**Aim**
Copy out the whole listing exactly as written, leaving the pictures behind.

**Supplied records**
-*-*-
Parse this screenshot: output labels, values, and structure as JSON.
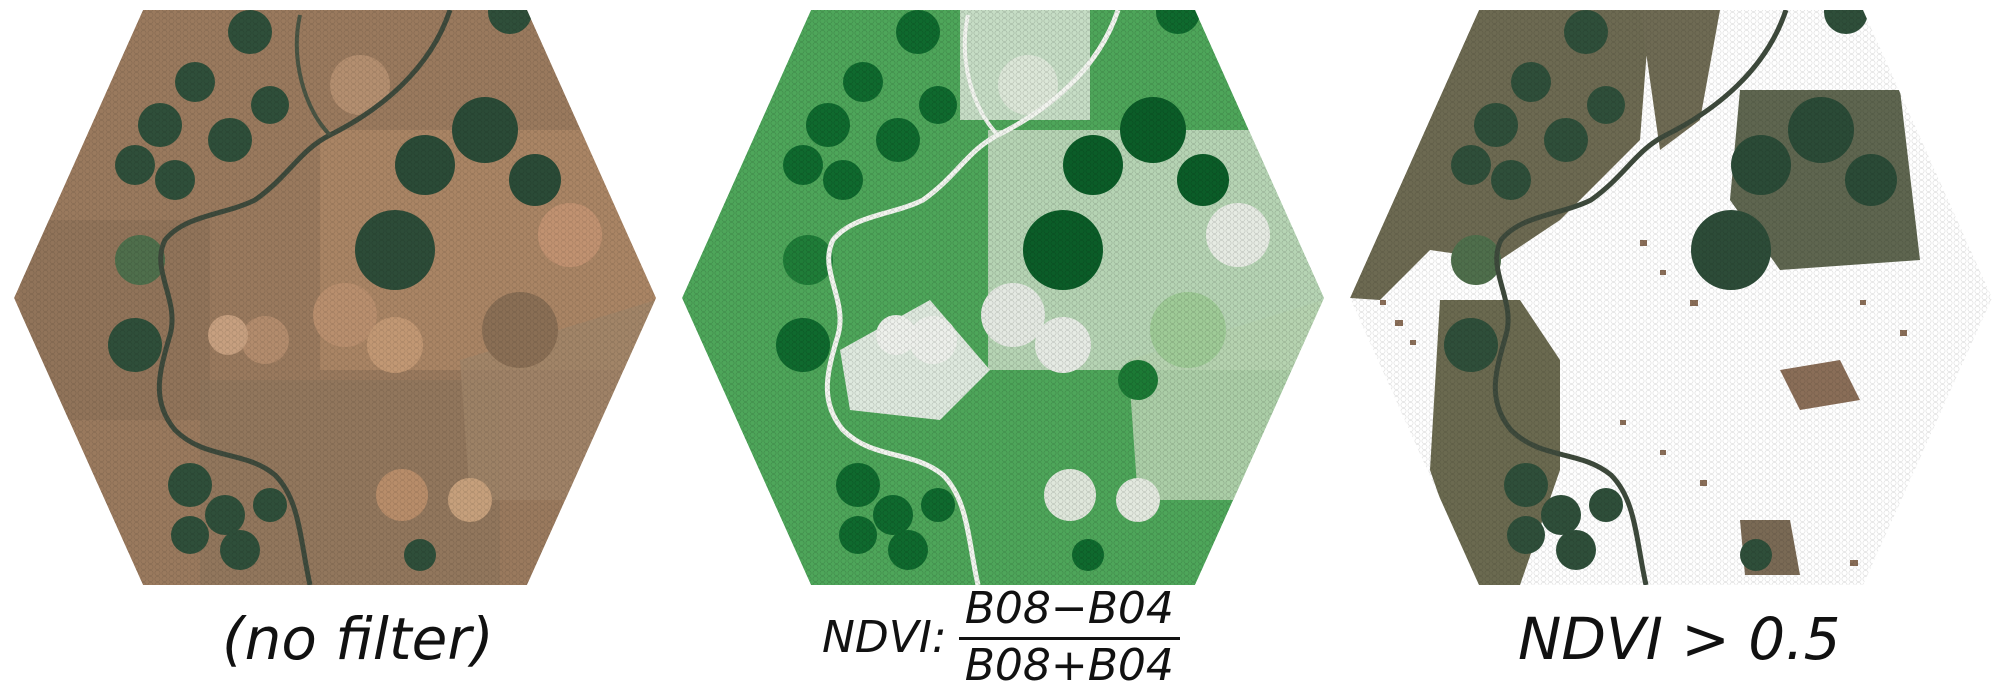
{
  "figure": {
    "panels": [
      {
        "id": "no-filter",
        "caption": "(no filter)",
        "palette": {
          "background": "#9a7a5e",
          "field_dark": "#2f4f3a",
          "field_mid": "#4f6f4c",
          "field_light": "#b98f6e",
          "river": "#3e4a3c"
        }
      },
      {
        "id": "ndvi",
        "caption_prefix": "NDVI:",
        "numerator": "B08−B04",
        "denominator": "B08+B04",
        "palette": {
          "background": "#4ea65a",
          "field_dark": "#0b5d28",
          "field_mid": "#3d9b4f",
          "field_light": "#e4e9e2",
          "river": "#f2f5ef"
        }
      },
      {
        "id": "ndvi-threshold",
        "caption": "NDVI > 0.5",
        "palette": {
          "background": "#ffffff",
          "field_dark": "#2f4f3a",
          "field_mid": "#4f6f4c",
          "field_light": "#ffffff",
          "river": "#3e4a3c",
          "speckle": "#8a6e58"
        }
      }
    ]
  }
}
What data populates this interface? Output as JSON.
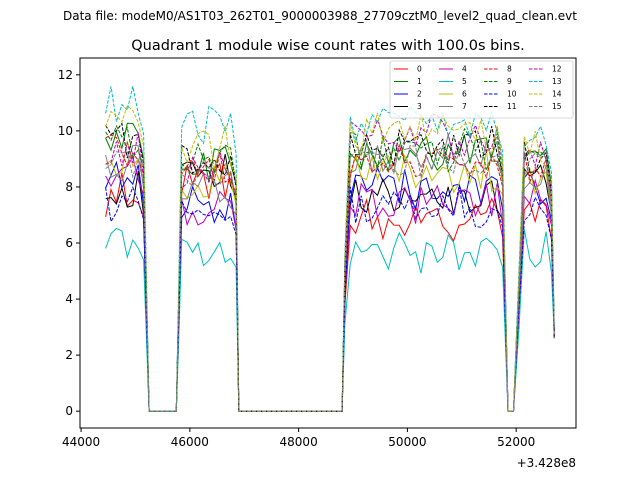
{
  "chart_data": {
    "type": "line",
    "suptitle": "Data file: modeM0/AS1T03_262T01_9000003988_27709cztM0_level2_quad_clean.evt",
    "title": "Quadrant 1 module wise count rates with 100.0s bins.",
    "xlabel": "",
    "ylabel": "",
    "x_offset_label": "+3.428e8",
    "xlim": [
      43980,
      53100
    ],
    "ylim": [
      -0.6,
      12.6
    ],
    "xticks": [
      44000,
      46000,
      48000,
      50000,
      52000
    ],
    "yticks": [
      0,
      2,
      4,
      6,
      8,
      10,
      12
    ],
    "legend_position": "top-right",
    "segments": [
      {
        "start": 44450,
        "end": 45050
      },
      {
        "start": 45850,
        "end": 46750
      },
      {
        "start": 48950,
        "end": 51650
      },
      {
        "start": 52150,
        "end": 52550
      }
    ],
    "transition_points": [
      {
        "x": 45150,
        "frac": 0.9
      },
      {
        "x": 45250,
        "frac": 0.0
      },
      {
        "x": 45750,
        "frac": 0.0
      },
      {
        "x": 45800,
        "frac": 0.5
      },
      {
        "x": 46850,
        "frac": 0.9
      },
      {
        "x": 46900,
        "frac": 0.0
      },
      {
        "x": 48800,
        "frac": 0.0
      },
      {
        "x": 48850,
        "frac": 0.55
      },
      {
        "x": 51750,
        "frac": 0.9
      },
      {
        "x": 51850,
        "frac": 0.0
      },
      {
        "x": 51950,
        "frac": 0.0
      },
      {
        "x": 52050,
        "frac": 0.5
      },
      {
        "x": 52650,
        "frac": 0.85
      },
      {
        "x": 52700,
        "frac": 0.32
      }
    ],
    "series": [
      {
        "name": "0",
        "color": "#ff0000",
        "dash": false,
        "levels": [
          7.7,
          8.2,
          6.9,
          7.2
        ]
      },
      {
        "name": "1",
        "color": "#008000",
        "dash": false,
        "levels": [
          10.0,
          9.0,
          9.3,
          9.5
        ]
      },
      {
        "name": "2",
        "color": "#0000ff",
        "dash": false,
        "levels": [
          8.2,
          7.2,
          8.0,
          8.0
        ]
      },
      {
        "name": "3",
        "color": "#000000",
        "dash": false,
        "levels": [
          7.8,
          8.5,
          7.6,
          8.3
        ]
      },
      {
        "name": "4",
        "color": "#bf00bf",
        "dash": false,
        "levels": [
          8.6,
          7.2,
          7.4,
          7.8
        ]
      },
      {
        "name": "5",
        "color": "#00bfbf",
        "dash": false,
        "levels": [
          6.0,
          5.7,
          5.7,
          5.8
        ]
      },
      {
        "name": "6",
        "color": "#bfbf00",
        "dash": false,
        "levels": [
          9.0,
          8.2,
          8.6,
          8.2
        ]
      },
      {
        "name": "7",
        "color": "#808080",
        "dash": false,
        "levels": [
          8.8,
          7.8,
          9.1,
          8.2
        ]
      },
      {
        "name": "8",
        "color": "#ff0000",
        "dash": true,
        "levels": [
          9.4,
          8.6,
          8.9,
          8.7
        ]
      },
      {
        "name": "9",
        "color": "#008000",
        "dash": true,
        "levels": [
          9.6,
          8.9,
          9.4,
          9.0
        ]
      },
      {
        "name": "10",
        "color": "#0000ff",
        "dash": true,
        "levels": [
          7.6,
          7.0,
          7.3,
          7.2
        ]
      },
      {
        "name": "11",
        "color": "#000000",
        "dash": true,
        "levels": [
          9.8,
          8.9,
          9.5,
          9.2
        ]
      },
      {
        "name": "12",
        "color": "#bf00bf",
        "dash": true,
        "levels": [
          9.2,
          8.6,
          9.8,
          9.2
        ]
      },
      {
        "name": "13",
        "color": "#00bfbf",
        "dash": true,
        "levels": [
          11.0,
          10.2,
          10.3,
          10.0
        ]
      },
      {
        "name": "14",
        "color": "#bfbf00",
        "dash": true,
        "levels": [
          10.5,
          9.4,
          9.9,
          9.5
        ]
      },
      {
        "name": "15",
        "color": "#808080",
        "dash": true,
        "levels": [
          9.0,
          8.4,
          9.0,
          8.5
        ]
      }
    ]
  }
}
-*-*-
**Task answer**
Parse this screenshot: output labels, values, and structure as JSON.
{
  "figure": {
    "panels": [
      {
        "id": "no-filter",
        "caption": "(no filter)",
        "palette": {
          "background": "#9a7a5e",
          "field_dark": "#2f4f3a",
          "field_mid": "#4f6f4c",
          "field_light": "#b98f6e",
          "river": "#3e4a3c"
        }
      },
      {
        "id": "ndvi",
        "caption_prefix": "NDVI:",
        "numerator": "B08−B04",
        "denominator": "B08+B04",
        "palette": {
          "background": "#4ea65a",
          "field_dark": "#0b5d28",
          "field_mid": "#3d9b4f",
          "field_light": "#e4e9e2",
          "river": "#f2f5ef"
        }
      },
      {
        "id": "ndvi-threshold",
        "caption": "NDVI > 0.5",
        "palette": {
          "background": "#ffffff",
          "field_dark": "#2f4f3a",
          "field_mid": "#4f6f4c",
          "field_light": "#ffffff",
          "river": "#3e4a3c",
          "speckle": "#8a6e58"
        }
      }
    ]
  }
}
What data populates this interface? Output as JSON.
{
  "chart_data": {
    "type": "line",
    "suptitle": "Data file: modeM0/AS1T03_262T01_9000003988_27709cztM0_level2_quad_clean.evt",
    "title": "Quadrant 1 module wise count rates with 100.0s bins.",
    "xlabel": "",
    "ylabel": "",
    "x_offset_label": "+3.428e8",
    "xlim": [
      43980,
      53100
    ],
    "ylim": [
      -0.6,
      12.6
    ],
    "xticks": [
      44000,
      46000,
      48000,
      50000,
      52000
    ],
    "yticks": [
      0,
      2,
      4,
      6,
      8,
      10,
      12
    ],
    "legend_position": "top-right",
    "segments": [
      {
        "start": 44450,
        "end": 45050
      },
      {
        "start": 45850,
        "end": 46750
      },
      {
        "start": 48950,
        "end": 51650
      },
      {
        "start": 52150,
        "end": 52550
      }
    ],
    "transition_points": [
      {
        "x": 45150,
        "frac": 0.9
      },
      {
        "x": 45250,
        "frac": 0.0
      },
      {
        "x": 45750,
        "frac": 0.0
      },
      {
        "x": 45800,
        "frac": 0.5
      },
      {
        "x": 46850,
        "frac": 0.9
      },
      {
        "x": 46900,
        "frac": 0.0
      },
      {
        "x": 48800,
        "frac": 0.0
      },
      {
        "x": 48850,
        "frac": 0.55
      },
      {
        "x": 51750,
        "frac": 0.9
      },
      {
        "x": 51850,
        "frac": 0.0
      },
      {
        "x": 51950,
        "frac": 0.0
      },
      {
        "x": 52050,
        "frac": 0.5
      },
      {
        "x": 52650,
        "frac": 0.85
      },
      {
        "x": 52700,
        "frac": 0.32
      }
    ],
    "series": [
      {
        "name": "0",
        "color": "#ff0000",
        "dash": false,
        "levels": [
          7.7,
          8.2,
          6.9,
          7.2
        ]
      },
      {
        "name": "1",
        "color": "#008000",
        "dash": false,
        "levels": [
          10.0,
          9.0,
          9.3,
          9.5
        ]
      },
      {
        "name": "2",
        "color": "#0000ff",
        "dash": false,
        "levels": [
          8.2,
          7.2,
          8.0,
          8.0
        ]
      },
      {
        "name": "3",
        "color": "#000000",
        "dash": false,
        "levels": [
          7.8,
          8.5,
          7.6,
          8.3
        ]
      },
      {
        "name": "4",
        "color": "#bf00bf",
        "dash": false,
        "levels": [
          8.6,
          7.2,
          7.4,
          7.8
        ]
      },
      {
        "name": "5",
        "color": "#00bfbf",
        "dash": false,
        "levels": [
          6.0,
          5.7,
          5.7,
          5.8
        ]
      },
      {
        "name": "6",
        "color": "#bfbf00",
        "dash": false,
        "levels": [
          9.0,
          8.2,
          8.6,
          8.2
        ]
      },
      {
        "name": "7",
        "color": "#808080",
        "dash": false,
        "levels": [
          8.8,
          7.8,
          9.1,
          8.2
        ]
      },
      {
        "name": "8",
        "color": "#ff0000",
        "dash": true,
        "levels": [
          9.4,
          8.6,
          8.9,
          8.7
        ]
      },
      {
        "name": "9",
        "color": "#008000",
        "dash": true,
        "levels": [
          9.6,
          8.9,
          9.4,
          9.0
        ]
      },
      {
        "name": "10",
        "color": "#0000ff",
        "dash": true,
        "levels": [
          7.6,
          7.0,
          7.3,
          7.2
        ]
      },
      {
        "name": "11",
        "color": "#000000",
        "dash": true,
        "levels": [
          9.8,
          8.9,
          9.5,
          9.2
        ]
      },
      {
        "name": "12",
        "color": "#bf00bf",
        "dash": true,
        "levels": [
          9.2,
          8.6,
          9.8,
          9.2
        ]
      },
      {
        "name": "13",
        "color": "#00bfbf",
        "dash": true,
        "levels": [
          11.0,
          10.2,
          10.3,
          10.0
        ]
      },
      {
        "name": "14",
        "color": "#bfbf00",
        "dash": true,
        "levels": [
          10.5,
          9.4,
          9.9,
          9.5
        ]
      },
      {
        "name": "15",
        "color": "#808080",
        "dash": true,
        "levels": [
          9.0,
          8.4,
          9.0,
          8.5
        ]
      }
    ]
  }
}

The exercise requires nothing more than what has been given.